• To do
Transcribe the listing that follows in full, omitting pictures.

• Extracted records
+---+
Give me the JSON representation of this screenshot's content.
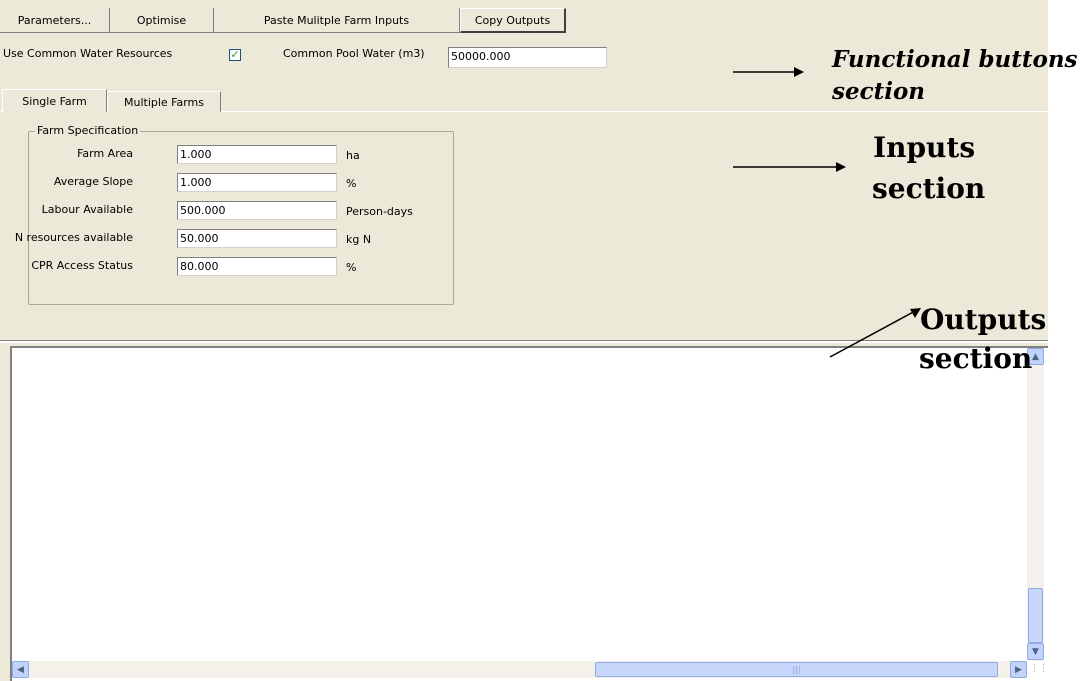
{
  "toolbar": {
    "parameters_label": "Parameters...",
    "optimise_label": "Optimise",
    "paste_label": "Paste Mulitple Farm Inputs",
    "copy_label": "Copy Outputs"
  },
  "water": {
    "use_common_label": "Use Common Water Resources",
    "use_common_checked": "✓",
    "pool_label": "Common Pool Water (m3)",
    "pool_value": "50000.000"
  },
  "tabs": [
    {
      "label": "Single Farm",
      "active": true
    },
    {
      "label": "Multiple Farms",
      "active": false
    }
  ],
  "farm_spec": {
    "title": "Farm Specification",
    "fields": [
      {
        "label": "Farm Area",
        "value": "1.000",
        "unit": "ha"
      },
      {
        "label": "Average Slope",
        "value": "1.000",
        "unit": "%"
      },
      {
        "label": "Labour Available",
        "value": "500.000",
        "unit": "Person-days"
      },
      {
        "label": "N resources available",
        "value": "50.000",
        "unit": "kg N"
      },
      {
        "label": "CPR Access Status",
        "value": "80.000",
        "unit": "%"
      }
    ]
  },
  "annotations": {
    "functional_line1": "Functional buttons",
    "functional_line2": "section",
    "inputs_line1": "Inputs",
    "inputs_line2": "section",
    "outputs_line1": "Outputs",
    "outputs_line2": "section"
  }
}
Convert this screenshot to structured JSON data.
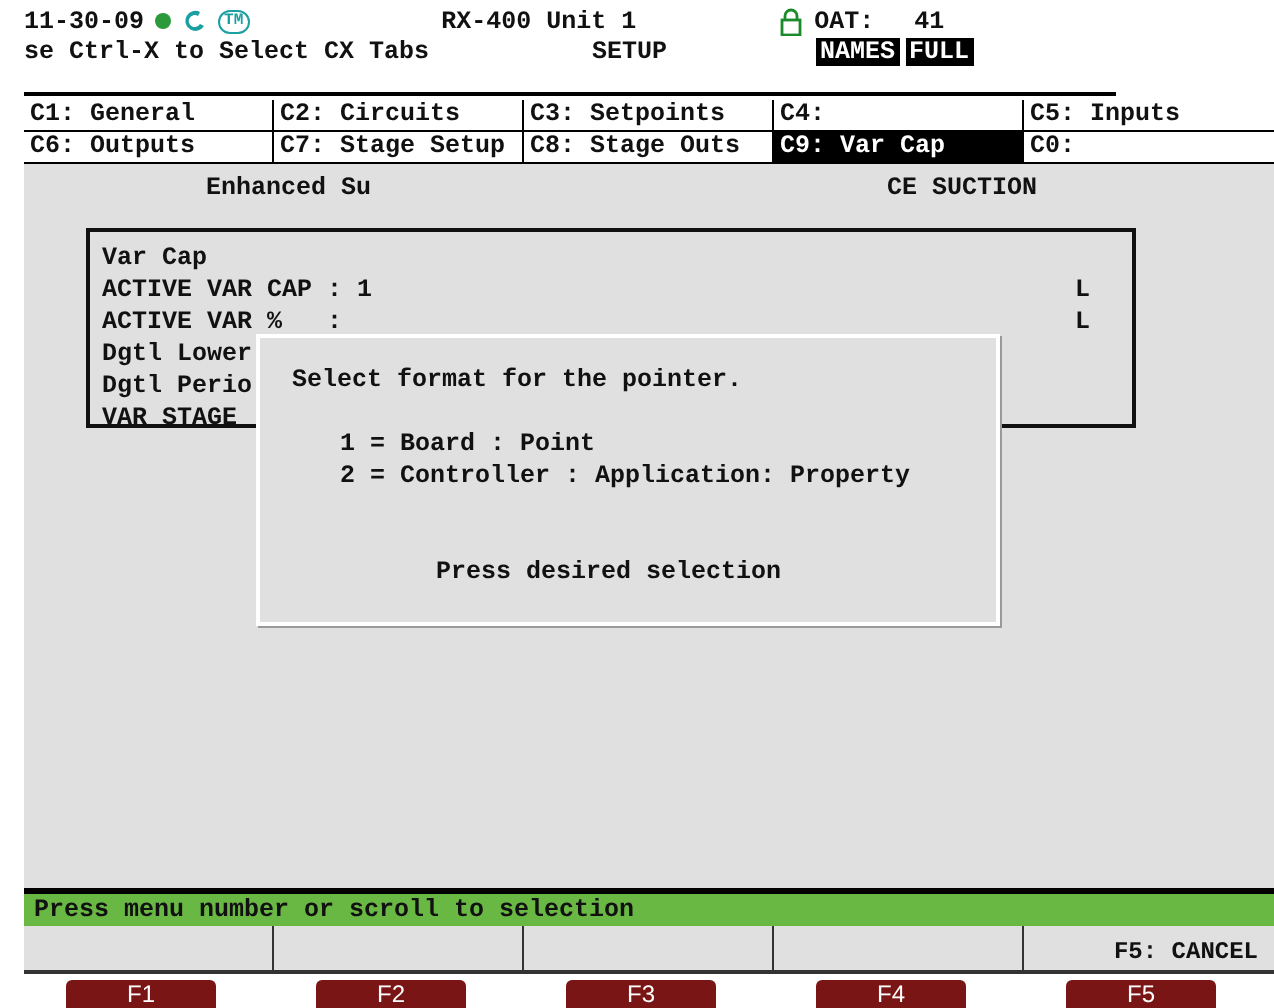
+---+
• Final result
Give me the JSON representation of this screenshot's content.
{
  "toolbar": {
    "parameters_label": "Parameters...",
    "optimise_label": "Optimise",
    "paste_label": "Paste Mulitple Farm Inputs",
    "copy_label": "Copy Outputs"
  },
  "water": {
    "use_common_label": "Use Common Water Resources",
    "use_common_checked": "✓",
    "pool_label": "Common Pool Water (m3)",
    "pool_value": "50000.000"
  },
  "tabs": [
    {
      "label": "Single Farm",
      "active": true
    },
    {
      "label": "Multiple Farms",
      "active": false
    }
  ],
  "farm_spec": {
    "title": "Farm Specification",
    "fields": [
      {
        "label": "Farm Area",
        "value": "1.000",
        "unit": "ha"
      },
      {
        "label": "Average Slope",
        "value": "1.000",
        "unit": "%"
      },
      {
        "label": "Labour Available",
        "value": "500.000",
        "unit": "Person-days"
      },
      {
        "label": "N resources available",
        "value": "50.000",
        "unit": "kg N"
      },
      {
        "label": "CPR Access Status",
        "value": "80.000",
        "unit": "%"
      }
    ]
  },
  "annotations": {
    "functional_line1": "Functional buttons",
    "functional_line2": "section",
    "inputs_line1": "Inputs",
    "inputs_line2": "section",
    "outputs_line1": "Outputs",
    "outputs_line2": "section"
  }
}
Convert this screenshot to structured JSON data.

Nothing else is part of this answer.